(Rows from a figure dataset)
● ● ●

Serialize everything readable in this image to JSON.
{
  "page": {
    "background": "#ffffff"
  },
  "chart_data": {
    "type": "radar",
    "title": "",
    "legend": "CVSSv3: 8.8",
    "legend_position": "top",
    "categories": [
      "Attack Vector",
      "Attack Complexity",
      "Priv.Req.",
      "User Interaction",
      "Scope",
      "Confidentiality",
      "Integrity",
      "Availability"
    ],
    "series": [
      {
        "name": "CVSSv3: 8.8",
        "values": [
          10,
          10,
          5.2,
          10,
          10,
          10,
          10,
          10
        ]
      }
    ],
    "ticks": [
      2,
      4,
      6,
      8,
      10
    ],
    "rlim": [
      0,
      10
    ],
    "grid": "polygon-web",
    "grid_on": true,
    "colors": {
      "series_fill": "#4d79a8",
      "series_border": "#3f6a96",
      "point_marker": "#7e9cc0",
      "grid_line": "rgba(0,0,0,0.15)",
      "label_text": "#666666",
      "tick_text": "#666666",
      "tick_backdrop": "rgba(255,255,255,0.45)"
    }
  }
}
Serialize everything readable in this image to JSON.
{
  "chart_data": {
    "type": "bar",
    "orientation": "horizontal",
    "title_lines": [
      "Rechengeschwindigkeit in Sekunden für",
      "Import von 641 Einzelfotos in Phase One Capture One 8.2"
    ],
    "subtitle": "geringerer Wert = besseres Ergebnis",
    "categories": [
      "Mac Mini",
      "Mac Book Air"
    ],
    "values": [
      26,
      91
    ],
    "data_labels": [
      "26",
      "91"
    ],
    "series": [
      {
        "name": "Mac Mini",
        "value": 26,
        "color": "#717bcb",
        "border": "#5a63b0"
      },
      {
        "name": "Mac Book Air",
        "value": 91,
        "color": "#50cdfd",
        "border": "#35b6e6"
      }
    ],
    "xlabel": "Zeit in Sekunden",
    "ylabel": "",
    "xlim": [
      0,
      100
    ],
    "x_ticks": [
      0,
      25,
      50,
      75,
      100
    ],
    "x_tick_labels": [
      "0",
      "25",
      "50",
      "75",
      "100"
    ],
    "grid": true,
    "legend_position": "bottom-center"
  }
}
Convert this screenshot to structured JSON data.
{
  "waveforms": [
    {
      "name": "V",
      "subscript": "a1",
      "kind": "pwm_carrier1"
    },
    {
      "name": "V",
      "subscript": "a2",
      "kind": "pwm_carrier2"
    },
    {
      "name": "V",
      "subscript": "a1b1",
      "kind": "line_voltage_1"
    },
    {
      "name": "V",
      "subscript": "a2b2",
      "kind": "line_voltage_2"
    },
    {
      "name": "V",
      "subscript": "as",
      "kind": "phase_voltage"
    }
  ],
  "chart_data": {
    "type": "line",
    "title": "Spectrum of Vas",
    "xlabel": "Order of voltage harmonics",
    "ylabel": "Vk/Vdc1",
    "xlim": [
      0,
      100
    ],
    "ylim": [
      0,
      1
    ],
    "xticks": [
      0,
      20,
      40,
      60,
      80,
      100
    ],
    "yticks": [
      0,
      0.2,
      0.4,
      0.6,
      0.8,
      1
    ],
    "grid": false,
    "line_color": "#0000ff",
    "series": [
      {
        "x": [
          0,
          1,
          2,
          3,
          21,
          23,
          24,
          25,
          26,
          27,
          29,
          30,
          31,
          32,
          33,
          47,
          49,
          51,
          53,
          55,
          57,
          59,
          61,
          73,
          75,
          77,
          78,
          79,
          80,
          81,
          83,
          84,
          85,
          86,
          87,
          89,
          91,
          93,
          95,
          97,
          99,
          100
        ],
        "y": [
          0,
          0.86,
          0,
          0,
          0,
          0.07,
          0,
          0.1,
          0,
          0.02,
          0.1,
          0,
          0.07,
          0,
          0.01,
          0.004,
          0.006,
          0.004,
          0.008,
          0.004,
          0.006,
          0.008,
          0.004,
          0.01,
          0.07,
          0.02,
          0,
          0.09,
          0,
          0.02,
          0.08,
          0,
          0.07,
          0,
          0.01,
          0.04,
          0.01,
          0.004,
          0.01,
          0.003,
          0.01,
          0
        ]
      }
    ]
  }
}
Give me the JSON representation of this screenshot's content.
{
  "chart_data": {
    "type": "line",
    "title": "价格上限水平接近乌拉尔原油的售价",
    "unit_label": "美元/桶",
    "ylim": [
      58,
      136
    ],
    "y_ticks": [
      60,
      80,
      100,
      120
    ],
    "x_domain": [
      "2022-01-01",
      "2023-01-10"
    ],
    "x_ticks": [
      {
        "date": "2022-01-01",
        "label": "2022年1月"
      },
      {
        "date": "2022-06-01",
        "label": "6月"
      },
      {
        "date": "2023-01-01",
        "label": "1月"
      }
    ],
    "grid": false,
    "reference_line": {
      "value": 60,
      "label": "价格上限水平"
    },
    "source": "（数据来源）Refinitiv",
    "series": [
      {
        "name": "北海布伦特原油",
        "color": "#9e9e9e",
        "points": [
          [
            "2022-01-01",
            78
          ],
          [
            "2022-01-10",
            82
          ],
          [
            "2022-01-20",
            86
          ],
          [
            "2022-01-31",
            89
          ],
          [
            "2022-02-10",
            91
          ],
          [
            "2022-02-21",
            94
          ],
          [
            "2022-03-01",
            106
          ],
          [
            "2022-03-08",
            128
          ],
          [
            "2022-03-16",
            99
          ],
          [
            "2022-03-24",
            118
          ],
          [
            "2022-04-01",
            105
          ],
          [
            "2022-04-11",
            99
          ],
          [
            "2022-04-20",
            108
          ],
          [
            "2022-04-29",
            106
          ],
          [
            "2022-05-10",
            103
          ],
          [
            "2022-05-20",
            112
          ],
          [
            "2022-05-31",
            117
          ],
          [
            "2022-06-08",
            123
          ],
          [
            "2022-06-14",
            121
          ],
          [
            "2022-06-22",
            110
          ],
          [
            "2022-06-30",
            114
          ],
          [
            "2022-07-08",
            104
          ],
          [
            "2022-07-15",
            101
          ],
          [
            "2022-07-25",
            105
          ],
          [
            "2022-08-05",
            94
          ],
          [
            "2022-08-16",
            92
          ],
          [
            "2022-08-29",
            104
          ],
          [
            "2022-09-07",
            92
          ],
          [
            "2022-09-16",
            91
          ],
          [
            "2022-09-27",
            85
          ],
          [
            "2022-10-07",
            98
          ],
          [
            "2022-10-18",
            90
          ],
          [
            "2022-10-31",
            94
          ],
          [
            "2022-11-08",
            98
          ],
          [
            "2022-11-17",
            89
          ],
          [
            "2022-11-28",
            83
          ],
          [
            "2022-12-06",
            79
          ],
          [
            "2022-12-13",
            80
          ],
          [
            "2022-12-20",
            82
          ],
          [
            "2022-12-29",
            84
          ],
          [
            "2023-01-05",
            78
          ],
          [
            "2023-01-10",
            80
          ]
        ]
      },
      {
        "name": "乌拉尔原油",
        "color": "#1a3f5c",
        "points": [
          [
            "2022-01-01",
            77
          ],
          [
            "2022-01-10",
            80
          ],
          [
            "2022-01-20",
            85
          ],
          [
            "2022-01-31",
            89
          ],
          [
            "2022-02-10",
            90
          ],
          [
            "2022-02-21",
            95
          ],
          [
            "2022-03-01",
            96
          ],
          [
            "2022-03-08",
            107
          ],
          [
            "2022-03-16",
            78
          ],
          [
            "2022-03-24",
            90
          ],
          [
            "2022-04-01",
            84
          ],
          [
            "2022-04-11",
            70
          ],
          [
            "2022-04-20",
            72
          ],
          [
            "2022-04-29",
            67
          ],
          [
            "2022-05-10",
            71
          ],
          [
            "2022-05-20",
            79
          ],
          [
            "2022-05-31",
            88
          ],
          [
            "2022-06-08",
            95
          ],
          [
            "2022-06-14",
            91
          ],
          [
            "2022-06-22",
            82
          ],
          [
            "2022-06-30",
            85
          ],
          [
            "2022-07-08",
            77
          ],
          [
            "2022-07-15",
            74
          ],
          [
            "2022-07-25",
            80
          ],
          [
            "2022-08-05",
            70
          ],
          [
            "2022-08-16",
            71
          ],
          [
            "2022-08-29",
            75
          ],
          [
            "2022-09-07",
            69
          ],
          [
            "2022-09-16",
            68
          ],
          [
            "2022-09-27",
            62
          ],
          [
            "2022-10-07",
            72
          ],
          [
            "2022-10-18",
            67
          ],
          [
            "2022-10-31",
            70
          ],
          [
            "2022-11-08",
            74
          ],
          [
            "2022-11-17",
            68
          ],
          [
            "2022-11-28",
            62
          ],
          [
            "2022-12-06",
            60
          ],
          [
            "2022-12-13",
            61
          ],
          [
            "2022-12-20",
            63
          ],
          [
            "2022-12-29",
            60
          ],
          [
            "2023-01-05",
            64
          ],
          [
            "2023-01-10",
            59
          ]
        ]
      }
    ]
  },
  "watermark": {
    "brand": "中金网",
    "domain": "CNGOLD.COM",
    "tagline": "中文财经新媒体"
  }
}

● ● ●

Direction
Find each line in the records holding the string "xlabel" and show it.

Output for this task
    "xlabel": "Zeit in Sekunden",
    "xlabel": "Order of voltage harmonics",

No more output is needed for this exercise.